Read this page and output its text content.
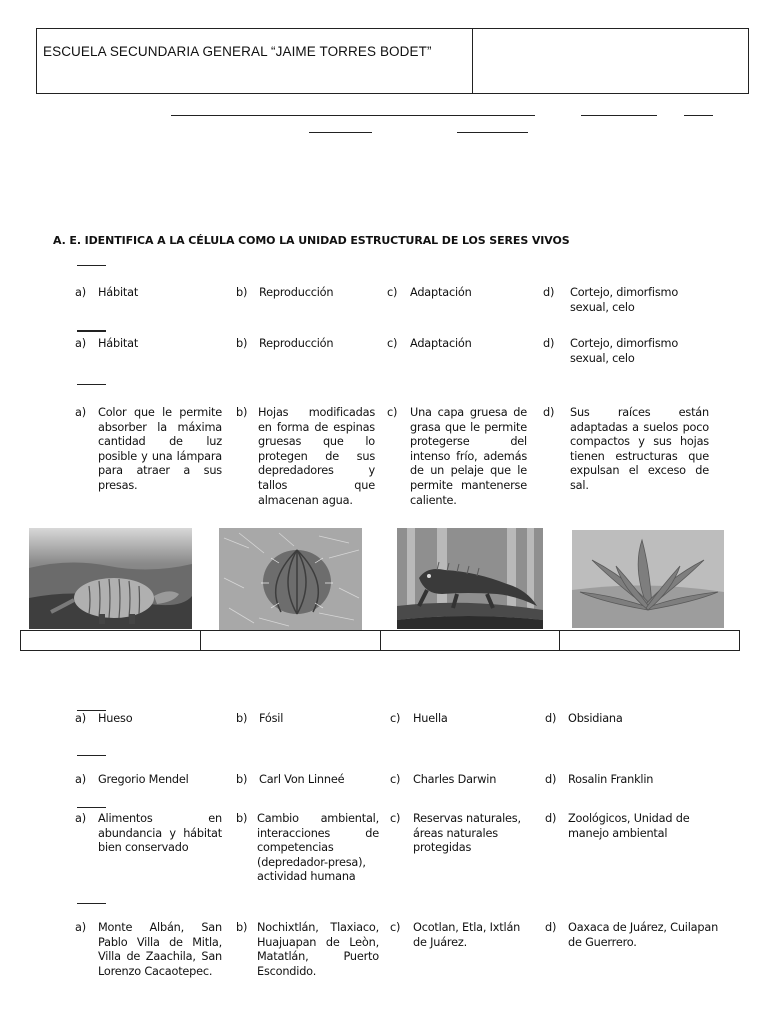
ESCUELA SECUNDARIA GENERAL “JAIME TORRES BODET”
A. E. IDENTIFICA A LA CÉLULA COMO LA UNIDAD ESTRUCTURAL DE LOS SERES VIVOS
a) Hábitat	b) Reproducción	c) Adaptación	d) Cortejo, dimorfismo sexual, celo
a) Hábitat	b) Reproducción	c) Adaptación	d) Cortejo, dimorfismo sexual, celo
a) Color que le permite absorber la máxima cantidad de luz posible y una lámpara para atraer a sus presas.
b) Hojas modificadas en forma de espinas gruesas que lo protegen de sus depredadores y tallos que almacenan agua.
c) Una capa gruesa de grasa que le permite protegerse del intenso frío, además de un pelaje que le permite mantenerse caliente.
d) Sus raíces están adaptadas a suelos poco compactos y sus hojas tienen estructuras que expulsan el exceso de sal.
a) Hueso	b) Fósil	c) Huella	d) Obsidiana
a) Gregorio Mendel	b) Carl Von Linneé	c) Charles Darwin	d) Rosalin Franklin
a) Alimentos en abundancia y hábitat bien conservado
b) Cambio ambiental, interacciones de competencias (depredador-presa), actividad humana
c) Reservas naturales, áreas naturales protegidas
d) Zoológicos, Unidad de manejo ambiental
a) Monte Albán, San Pablo Villa de Mitla, Villa de Zaachila, San Lorenzo Cacaotepec.
b) Nochixtlán, Tlaxiaco, Huajuapan de Leòn, Matatlán, Puerto Escondido.
c) Ocotlan, Etla, Ixtlán de Juárez.
d) Oaxaca de Juárez, Cuilapan de Guerrero.
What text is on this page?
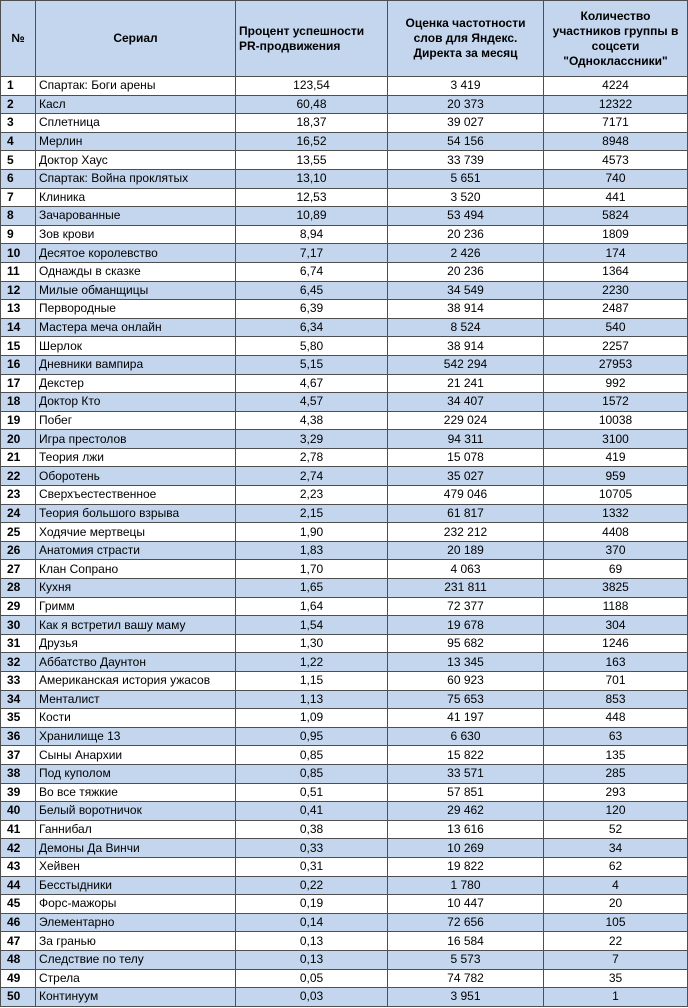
№	Сериал	Процент успешности PR-продвижения	Оценка частотности слов для Яндекс. Директа за месяц	Количество участников группы в соцсети "Одноклассники"
1	Спартак: Боги арены	123,54	3 419	4224
2	Касл	60,48	20 373	12322
3	Сплетница	18,37	39 027	7171
4	Мерлин	16,52	54 156	8948
5	Доктор Хаус	13,55	33 739	4573
6	Спартак: Война проклятых	13,10	5 651	740
7	Клиника	12,53	3 520	441
8	Зачарованные	10,89	53 494	5824
9	Зов крови	8,94	20 236	1809
10	Десятое королевство	7,17	2 426	174
11	Однажды в сказке	6,74	20 236	1364
12	Милые обманщицы	6,45	34 549	2230
13	Первородные	6,39	38 914	2487
14	Мастера меча онлайн	6,34	8 524	540
15	Шерлок	5,80	38 914	2257
16	Дневники вампира	5,15	542 294	27953
17	Декстер	4,67	21 241	992
18	Доктор Кто	4,57	34 407	1572
19	Побег	4,38	229 024	10038
20	Игра престолов	3,29	94 311	3100
21	Теория лжи	2,78	15 078	419
22	Оборотень	2,74	35 027	959
23	Сверхъестественное	2,23	479 046	10705
24	Теория большого взрыва	2,15	61 817	1332
25	Ходячие мертвецы	1,90	232 212	4408
26	Анатомия страсти	1,83	20 189	370
27	Клан Сопрано	1,70	4 063	69
28	Кухня	1,65	231 811	3825
29	Гримм	1,64	72 377	1188
30	Как я встретил вашу маму	1,54	19 678	304
31	Друзья	1,30	95 682	1246
32	Аббатство Даунтон	1,22	13 345	163
33	Американская история ужасов	1,15	60 923	701
34	Менталист	1,13	75 653	853
35	Кости	1,09	41 197	448
36	Хранилище 13	0,95	6 630	63
37	Сыны Анархии	0,85	15 822	135
38	Под куполом	0,85	33 571	285
39	Во все тяжкие	0,51	57 851	293
40	Белый воротничок	0,41	29 462	120
41	Ганнибал	0,38	13 616	52
42	Демоны Да Винчи	0,33	10 269	34
43	Хейвен	0,31	19 822	62
44	Бесстыдники	0,22	1 780	4
45	Форс-мажоры	0,19	10 447	20
46	Элементарно	0,14	72 656	105
47	За гранью	0,13	16 584	22
48	Следствие по телу	0,13	5 573	7
49	Стрела	0,05	74 782	35
50	Континуум	0,03	3 951	1
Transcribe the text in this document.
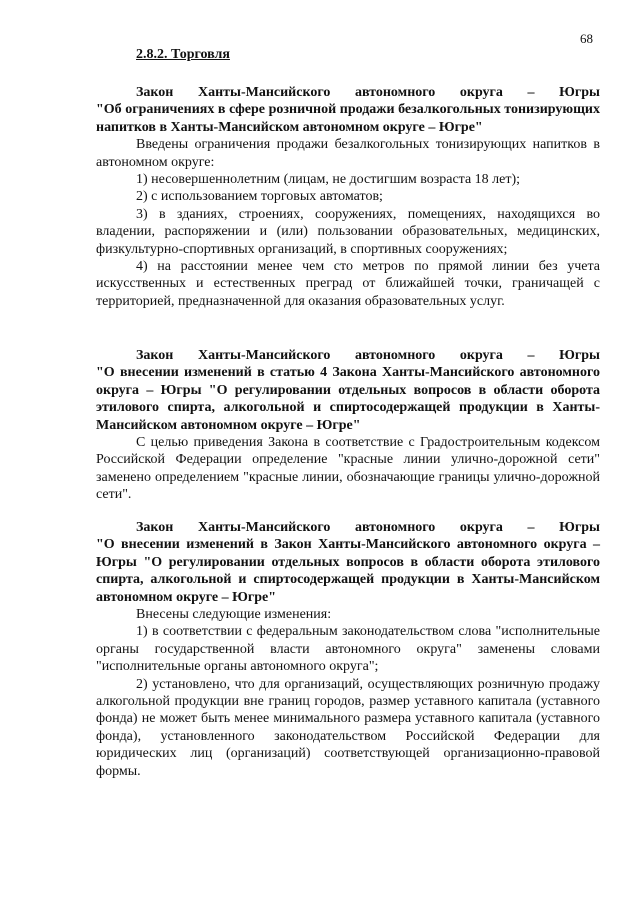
68
2.8.2. Торговля

Закон Ханты-Мансийского автономного округа – Югры
"Об ограничениях в сфере розничной продажи безалкогольных тонизирующих напитков в Ханты-Мансийском автономном округе – Югре"

Введены ограничения продажи безалкогольных тонизирующих напитков в автономном округе:

1) несовершеннолетним (лицам, не достигшим возраста 18 лет);

2) с использованием торговых автоматов;

3) в зданиях, строениях, сооружениях, помещениях, находящихся во владении, распоряжении и (или) пользовании образовательных, медицинских, физкультурно-спортивных организаций, в спортивных сооружениях;

4) на расстоянии менее чем сто метров по прямой линии без учета искусственных и естественных преград от ближайшей точки, граничащей с территорией, предназначенной для оказания образовательных услуг.

Закон Ханты-Мансийского автономного округа – Югры
"О внесении изменений в статью 4 Закона Ханты-Мансийского автономного округа – Югры "О регулировании отдельных вопросов в области оборота этилового спирта, алкогольной и спиртосодержащей продукции в Ханты-Мансийском автономном округе – Югре"

С целью приведения Закона в соответствие с Градостроительным кодексом Российской Федерации определение "красные линии улично-дорожной сети" заменено определением "красные линии, обозначающие границы улично-дорожной сети".

Закон Ханты-Мансийского автономного округа – Югры
"О внесении изменений в Закон Ханты-Мансийского автономного округа – Югры "О регулировании отдельных вопросов в области оборота этилового спирта, алкогольной и спиртосодержащей продукции в Ханты-Мансийском автономном округе – Югре"

Внесены следующие изменения:

1) в соответствии с федеральным законодательством слова "исполнительные органы государственной власти автономного округа" заменены словами "исполнительные органы автономного округа";

2) установлено, что для организаций, осуществляющих розничную продажу алкогольной продукции вне границ городов, размер уставного капитала (уставного фонда) не может быть менее минимального размера уставного капитала (уставного фонда), установленного законодательством Российской Федерации для юридических лиц (организаций) соответствующей организационно-правовой формы.
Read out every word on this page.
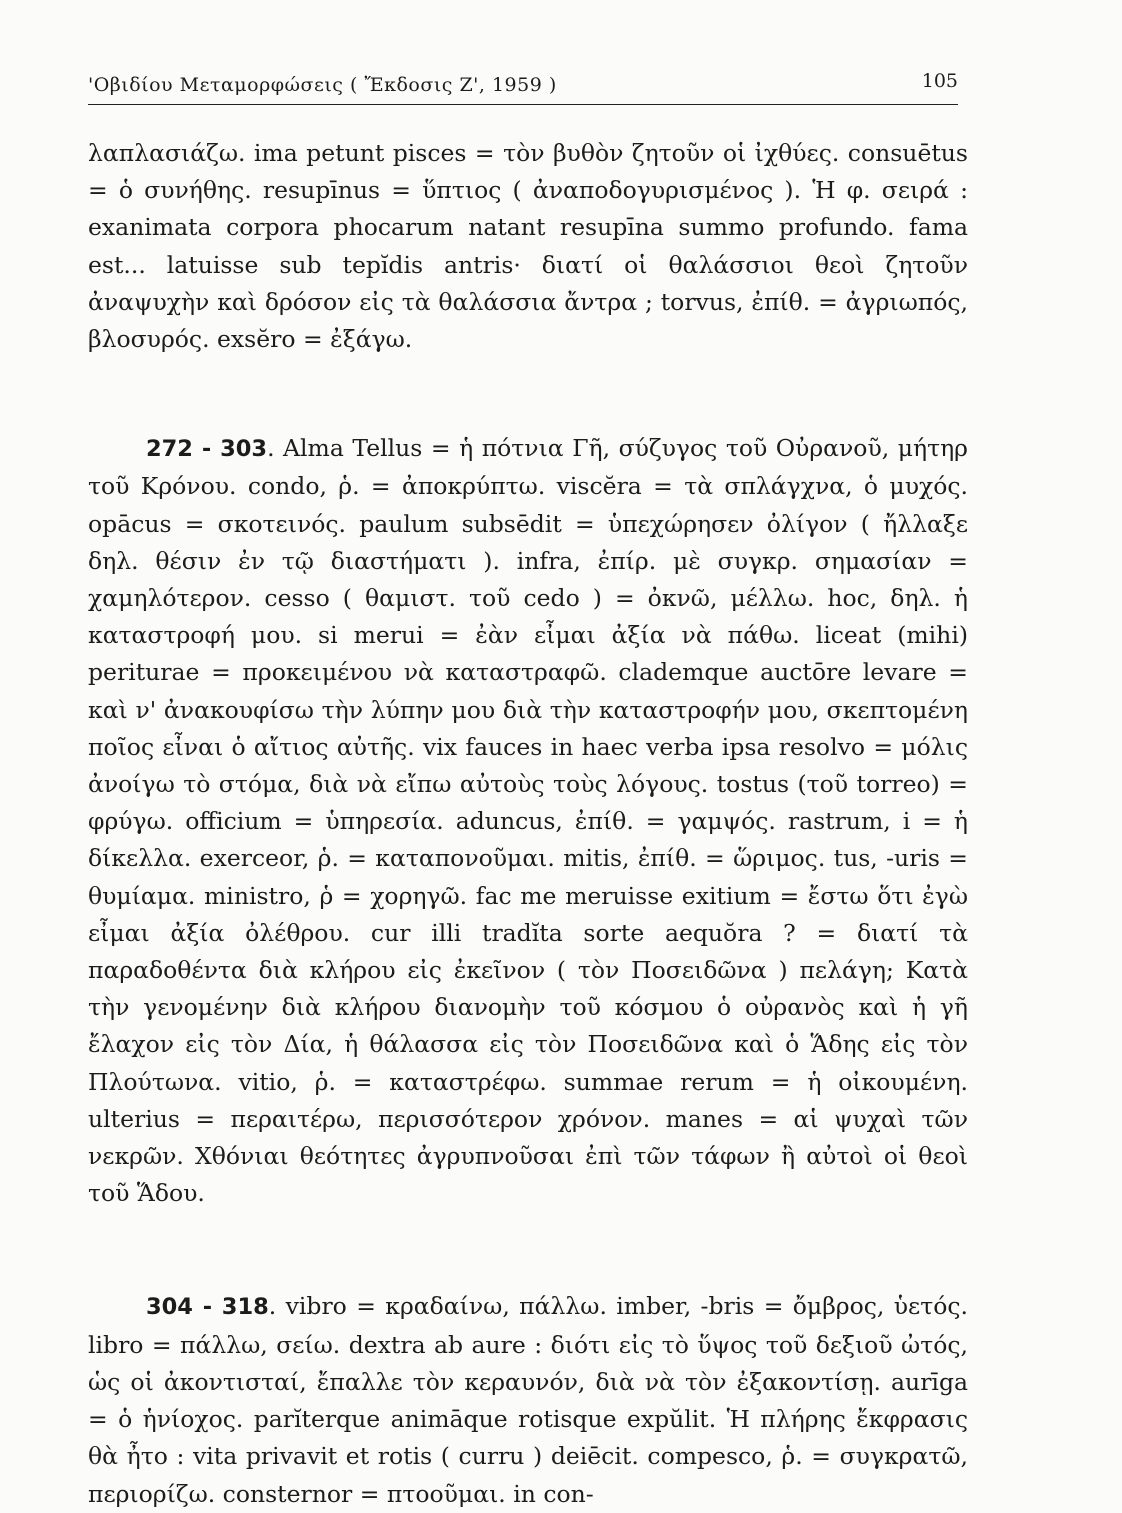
'Οβιδίου Μεταμορφώσεις ( Ἔκδοσις Ζ', 1959 )	105

λαπλασιάζω. ima petunt pisces = τὸν βυθὸν ζητοῦν οἱ ἰχθύες. consuētus = ὁ συνήθης. resupīnus = ὕπτιος ( ἀναποδογυρισμένος ). Ἡ φ. σειρά : exanimata corpora phocarum natant resupīna summo profundo. fama est... latuisse sub tepĭdis antris· διατί οἱ θαλάσσιοι θεοὶ ζητοῦν ἀναψυχὴν καὶ δρόσον εἰς τὰ θαλάσσια ἄντρα ; torvus, ἐπίθ. = ἀγριωπός, βλοσυρός. exsĕro = ἐξάγω.

272 - 303. Alma Tellus = ἡ πότνια Γῆ, σύζυγος τοῦ Οὐρανοῦ, μήτηρ τοῦ Κρόνου. condo, ῥ. = ἀποκρύπτω. viscĕra = τὰ σπλάγχνα, ὁ μυχός. opācus = σκοτεινός. paulum subsēdit = ὑπεχώρησεν ὀλίγον ( ἤλλαξε δηλ. θέσιν ἐν τῷ διαστήματι ). infra, ἐπίρ. μὲ συγκρ. σημασίαν = χαμηλότερον. cesso ( θαμιστ. τοῦ cedo ) = ὀκνῶ, μέλλω. hoc, δηλ. ἡ καταστροφή μου. si merui = ἐὰν εἶμαι ἀξία νὰ πάθω. liceat (mihi) periturae = προκειμένου νὰ καταστραφῶ. clademque auctōre levare = καὶ ν' ἀνακουφίσω τὴν λύπην μου διὰ τὴν καταστροφήν μου, σκεπτομένη ποῖος εἶναι ὁ αἴτιος αὐτῆς. vix fauces in haec verba ipsa resolvo = μόλις ἀνοίγω τὸ στόμα, διὰ νὰ εἴπω αὐτοὺς τοὺς λόγους. tostus (τοῦ torreo) = φρύγω. officium = ὑπηρεσία. aduncus, ἐπίθ. = γαμψός. rastrum, i = ἡ δίκελλα. exerceor, ῥ. = καταπονοῦμαι. mitis, ἐπίθ. = ὥριμος. tus, -uris = θυμίαμα. ministro, ῥ = χορηγῶ. fac me meruisse exitium = ἔστω ὅτι ἐγὼ εἶμαι ἀξία ὀλέθρου. cur illi tradĭta sorte aequŏra ? = διατί τὰ παραδοθέντα διὰ κλήρου εἰς ἐκεῖνον ( τὸν Ποσειδῶνα ) πελάγη; Κατὰ τὴν γενομένην διὰ κλήρου διανομὴν τοῦ κόσμου ὁ οὐρανὸς καὶ ἡ γῆ ἔλαχον εἰς τὸν Δία, ἡ θάλασσα εἰς τὸν Ποσειδῶνα καὶ ὁ Ἅδης εἰς τὸν Πλούτωνα. vitio, ῥ. = καταστρέφω. summae rerum = ἡ οἰκουμένη. ulterius = περαιτέρω, περισσότερον χρόνον. manes = αἱ ψυχαὶ τῶν νεκρῶν. Χθόνιαι θεότητες ἀγρυπνοῦσαι ἐπὶ τῶν τάφων ἢ αὐτοὶ οἱ θεοὶ τοῦ Ἅδου.

304 - 318. vibro = κραδαίνω, πάλλω. imber, -bris = ὄμβρος, ὑετός. libro = πάλλω, σείω. dextra ab aure : διότι εἰς τὸ ὕψος τοῦ δεξιοῦ ὠτός, ὡς οἱ ἀκοντισταί, ἔπαλλε τὸν κεραυνόν, διὰ νὰ τὸν ἐξακοντίσῃ. aurīga = ὁ ἡνίοχος. parĭterque animāque rotisque expŭlit. Ἡ πλήρης ἔκφρασις θὰ ἦτο : vita privavit et rotis ( curru ) deiēcit. compesco, ῥ. = συγκρατῶ, περιορίζω. consternor = πτοοῦμαι. in con-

+++

Select every line in the material above where the string "permite" occurs, and copy it.

* _WRITTEN RESPONSE_
a) Color que le permite absorber la máxima cantidad de luz posible y una lámpara para atraer a sus presas.
c) Una capa gruesa de grasa que le permite protegerse del intenso frío, además de un pelaje que le permite mantenerse caliente.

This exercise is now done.